PROVIDED DATA:
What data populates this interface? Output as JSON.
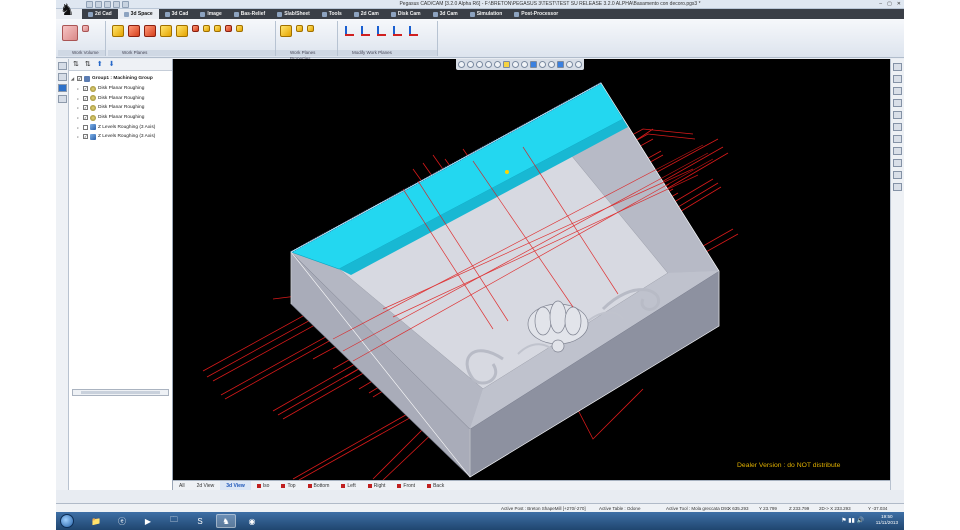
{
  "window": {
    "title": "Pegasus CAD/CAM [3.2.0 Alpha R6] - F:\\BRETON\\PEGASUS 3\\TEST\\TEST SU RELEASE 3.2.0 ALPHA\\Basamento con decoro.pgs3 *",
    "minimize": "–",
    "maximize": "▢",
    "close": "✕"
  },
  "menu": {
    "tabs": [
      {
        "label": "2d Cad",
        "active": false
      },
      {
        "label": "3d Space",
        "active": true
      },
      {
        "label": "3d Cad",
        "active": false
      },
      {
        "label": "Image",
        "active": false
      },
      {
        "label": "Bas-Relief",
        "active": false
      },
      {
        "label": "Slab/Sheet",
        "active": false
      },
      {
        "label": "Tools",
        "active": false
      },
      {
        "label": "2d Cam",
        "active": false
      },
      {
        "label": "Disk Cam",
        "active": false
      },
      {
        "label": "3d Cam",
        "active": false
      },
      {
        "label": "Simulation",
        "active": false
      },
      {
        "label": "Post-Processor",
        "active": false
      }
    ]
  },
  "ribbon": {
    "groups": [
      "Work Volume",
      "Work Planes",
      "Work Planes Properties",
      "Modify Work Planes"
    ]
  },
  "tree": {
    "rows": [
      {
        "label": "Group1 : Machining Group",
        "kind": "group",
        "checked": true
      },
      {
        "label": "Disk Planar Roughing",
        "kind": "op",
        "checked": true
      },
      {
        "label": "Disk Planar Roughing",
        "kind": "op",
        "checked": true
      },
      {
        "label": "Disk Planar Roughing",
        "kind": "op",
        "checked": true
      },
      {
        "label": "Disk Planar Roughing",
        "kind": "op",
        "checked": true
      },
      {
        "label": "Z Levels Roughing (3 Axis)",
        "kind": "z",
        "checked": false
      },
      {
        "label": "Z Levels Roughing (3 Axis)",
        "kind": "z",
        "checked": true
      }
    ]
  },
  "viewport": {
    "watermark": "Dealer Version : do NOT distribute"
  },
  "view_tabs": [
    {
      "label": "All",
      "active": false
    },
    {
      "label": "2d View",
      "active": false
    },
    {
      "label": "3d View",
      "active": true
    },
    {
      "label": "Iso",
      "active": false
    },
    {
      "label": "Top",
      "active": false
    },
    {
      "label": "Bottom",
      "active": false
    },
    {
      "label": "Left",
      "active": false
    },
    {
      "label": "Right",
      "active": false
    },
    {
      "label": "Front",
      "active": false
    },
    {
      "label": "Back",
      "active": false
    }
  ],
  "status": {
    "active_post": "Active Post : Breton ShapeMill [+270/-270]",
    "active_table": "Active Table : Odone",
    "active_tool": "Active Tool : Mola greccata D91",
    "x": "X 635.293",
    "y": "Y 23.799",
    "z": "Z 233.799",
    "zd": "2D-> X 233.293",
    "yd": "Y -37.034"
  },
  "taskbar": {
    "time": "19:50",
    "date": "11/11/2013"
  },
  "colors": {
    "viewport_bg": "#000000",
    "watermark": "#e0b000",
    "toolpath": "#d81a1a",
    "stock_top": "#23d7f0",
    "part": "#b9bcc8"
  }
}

==

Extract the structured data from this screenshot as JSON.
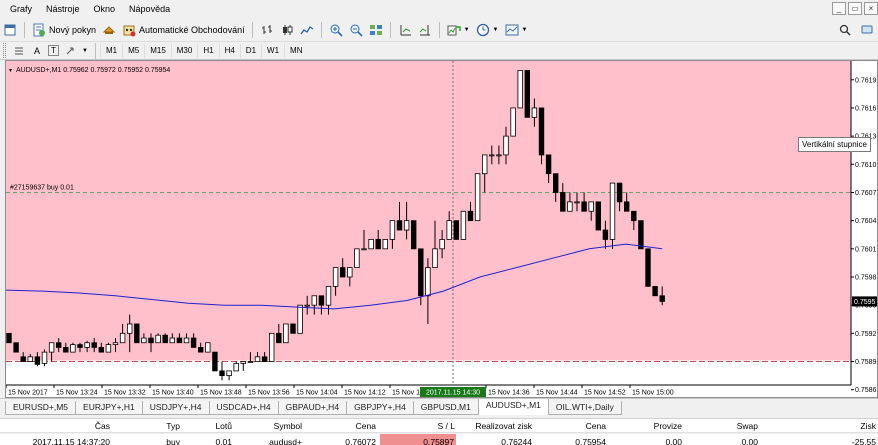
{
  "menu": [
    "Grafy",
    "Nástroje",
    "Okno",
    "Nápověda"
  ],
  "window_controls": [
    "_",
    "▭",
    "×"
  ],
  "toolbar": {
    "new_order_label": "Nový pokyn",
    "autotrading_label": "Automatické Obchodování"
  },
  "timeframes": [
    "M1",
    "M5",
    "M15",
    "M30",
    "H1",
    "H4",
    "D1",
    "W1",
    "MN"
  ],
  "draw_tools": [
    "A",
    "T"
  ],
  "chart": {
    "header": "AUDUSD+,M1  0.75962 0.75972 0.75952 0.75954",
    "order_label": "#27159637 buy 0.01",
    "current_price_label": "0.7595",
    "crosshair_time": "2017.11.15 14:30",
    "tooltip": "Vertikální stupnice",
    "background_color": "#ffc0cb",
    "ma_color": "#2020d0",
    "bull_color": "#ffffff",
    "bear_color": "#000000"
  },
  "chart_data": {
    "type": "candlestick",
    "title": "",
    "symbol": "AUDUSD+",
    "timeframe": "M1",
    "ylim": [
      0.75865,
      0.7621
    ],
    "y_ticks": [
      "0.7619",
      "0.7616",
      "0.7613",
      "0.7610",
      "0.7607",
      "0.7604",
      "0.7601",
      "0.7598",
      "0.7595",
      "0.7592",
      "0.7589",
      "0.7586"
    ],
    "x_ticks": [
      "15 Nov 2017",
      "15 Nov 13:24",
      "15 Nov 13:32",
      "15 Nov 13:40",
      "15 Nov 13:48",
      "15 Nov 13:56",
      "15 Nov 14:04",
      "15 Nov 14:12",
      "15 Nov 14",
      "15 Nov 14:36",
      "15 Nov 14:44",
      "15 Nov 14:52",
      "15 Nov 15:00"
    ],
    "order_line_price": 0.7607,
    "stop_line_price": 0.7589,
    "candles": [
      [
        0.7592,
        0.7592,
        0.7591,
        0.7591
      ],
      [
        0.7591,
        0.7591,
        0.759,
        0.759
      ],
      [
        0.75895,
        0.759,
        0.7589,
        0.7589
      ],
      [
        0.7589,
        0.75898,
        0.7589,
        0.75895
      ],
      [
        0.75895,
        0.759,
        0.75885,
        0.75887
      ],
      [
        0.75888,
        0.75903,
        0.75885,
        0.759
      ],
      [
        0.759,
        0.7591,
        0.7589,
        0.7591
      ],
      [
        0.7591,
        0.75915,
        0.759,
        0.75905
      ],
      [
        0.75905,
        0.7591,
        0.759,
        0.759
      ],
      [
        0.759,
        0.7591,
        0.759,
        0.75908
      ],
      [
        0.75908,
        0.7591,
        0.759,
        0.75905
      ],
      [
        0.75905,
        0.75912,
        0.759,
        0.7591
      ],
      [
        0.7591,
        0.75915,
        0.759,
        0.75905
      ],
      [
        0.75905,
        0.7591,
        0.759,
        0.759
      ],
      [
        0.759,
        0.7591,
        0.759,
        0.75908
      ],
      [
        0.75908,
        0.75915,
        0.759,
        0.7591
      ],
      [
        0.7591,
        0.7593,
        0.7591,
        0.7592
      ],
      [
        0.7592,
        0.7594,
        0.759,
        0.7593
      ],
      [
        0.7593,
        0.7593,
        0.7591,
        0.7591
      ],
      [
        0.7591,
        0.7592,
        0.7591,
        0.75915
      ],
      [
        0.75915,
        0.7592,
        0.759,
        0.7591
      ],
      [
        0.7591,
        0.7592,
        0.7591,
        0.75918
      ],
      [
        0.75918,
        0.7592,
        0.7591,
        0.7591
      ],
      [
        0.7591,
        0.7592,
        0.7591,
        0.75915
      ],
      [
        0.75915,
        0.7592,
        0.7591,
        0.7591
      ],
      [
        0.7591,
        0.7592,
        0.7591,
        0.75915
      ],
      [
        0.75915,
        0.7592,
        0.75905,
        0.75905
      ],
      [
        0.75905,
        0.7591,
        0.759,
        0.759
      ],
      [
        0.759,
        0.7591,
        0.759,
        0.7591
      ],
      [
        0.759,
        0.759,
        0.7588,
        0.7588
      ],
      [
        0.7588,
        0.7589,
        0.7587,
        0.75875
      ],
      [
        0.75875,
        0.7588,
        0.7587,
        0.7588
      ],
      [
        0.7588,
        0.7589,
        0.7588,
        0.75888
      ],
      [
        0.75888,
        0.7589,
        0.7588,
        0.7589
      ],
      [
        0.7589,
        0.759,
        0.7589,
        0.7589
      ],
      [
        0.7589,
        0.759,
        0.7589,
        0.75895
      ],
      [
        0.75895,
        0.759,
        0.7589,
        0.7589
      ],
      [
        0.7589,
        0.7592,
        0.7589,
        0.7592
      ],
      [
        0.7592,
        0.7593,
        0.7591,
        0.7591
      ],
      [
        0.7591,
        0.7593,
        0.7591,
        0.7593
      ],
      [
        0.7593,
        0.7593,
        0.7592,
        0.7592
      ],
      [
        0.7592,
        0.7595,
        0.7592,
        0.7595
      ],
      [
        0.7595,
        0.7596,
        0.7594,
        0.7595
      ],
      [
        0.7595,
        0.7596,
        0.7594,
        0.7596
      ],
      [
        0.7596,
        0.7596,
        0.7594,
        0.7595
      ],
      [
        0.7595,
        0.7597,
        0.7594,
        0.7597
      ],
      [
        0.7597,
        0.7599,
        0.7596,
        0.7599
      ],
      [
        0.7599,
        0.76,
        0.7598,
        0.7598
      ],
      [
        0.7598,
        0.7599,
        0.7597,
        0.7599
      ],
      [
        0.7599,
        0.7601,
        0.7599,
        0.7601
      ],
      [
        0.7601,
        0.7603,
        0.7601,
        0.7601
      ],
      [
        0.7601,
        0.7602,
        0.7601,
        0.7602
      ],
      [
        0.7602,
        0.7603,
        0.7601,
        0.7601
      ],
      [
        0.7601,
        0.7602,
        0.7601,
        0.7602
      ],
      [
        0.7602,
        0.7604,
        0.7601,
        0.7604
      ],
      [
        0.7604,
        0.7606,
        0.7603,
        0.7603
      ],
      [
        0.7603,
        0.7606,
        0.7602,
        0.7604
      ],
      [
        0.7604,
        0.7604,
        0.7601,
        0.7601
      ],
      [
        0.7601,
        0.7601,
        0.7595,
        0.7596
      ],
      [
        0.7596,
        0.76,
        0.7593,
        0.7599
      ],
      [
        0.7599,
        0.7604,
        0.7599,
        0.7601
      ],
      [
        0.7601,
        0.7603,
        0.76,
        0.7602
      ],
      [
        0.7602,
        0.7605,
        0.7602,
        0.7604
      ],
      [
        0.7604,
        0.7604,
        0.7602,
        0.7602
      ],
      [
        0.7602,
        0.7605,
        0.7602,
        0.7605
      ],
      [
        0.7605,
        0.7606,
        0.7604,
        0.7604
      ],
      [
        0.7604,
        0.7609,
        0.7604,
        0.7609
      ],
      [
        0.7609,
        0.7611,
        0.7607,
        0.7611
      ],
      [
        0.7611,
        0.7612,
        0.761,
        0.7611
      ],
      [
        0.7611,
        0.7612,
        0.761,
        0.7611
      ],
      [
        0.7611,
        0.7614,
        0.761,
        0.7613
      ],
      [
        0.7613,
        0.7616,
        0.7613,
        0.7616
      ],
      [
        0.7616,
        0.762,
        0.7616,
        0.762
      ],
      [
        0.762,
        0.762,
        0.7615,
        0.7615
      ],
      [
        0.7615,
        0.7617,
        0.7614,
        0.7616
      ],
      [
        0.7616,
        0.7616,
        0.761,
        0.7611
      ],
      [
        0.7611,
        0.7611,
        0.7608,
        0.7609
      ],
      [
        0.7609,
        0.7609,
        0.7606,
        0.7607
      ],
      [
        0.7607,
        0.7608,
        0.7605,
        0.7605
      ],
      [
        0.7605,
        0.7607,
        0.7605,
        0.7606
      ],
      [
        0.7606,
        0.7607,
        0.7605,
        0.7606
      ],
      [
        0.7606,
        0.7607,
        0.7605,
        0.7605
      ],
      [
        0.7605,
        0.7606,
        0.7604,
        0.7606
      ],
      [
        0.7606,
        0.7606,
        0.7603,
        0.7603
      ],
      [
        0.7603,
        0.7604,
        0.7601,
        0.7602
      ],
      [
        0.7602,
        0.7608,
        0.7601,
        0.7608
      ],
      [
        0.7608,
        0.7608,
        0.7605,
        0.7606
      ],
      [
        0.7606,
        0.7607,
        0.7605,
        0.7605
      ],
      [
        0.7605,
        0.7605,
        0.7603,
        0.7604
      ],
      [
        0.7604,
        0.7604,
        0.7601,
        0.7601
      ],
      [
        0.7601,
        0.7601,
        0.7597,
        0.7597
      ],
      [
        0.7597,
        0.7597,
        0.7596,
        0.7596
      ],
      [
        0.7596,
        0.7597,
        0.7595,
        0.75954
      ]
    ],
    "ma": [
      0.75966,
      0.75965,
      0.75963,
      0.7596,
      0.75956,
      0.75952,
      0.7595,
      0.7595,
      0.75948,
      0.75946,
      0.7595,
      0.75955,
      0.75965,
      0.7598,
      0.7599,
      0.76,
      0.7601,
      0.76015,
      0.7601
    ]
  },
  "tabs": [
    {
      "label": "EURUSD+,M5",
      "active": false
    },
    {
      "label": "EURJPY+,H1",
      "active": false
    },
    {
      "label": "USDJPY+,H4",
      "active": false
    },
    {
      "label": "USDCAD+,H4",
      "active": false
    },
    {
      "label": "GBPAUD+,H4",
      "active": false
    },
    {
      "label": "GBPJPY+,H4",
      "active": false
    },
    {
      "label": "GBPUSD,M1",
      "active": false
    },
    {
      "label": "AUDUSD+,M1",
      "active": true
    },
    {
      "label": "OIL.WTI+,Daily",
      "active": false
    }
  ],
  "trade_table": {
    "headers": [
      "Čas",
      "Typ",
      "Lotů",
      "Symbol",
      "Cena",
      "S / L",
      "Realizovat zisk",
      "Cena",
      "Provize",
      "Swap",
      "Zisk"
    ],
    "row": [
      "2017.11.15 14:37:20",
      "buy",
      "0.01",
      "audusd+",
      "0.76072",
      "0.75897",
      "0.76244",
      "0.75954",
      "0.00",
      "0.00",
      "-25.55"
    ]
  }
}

TASK STATEMENT:
Gather each line of the listing that holds the string "title".

ANSWER TO THE TASK:
    "title": "Pegasus CAD/CAM [3.2.0 Alpha R6] - F:\\BRETON\\PEGASUS 3\\TEST\\TEST SU RELEASE 3.2.0 ALPHA\\Basamento con decoro.pgs3 *",
    "title": "",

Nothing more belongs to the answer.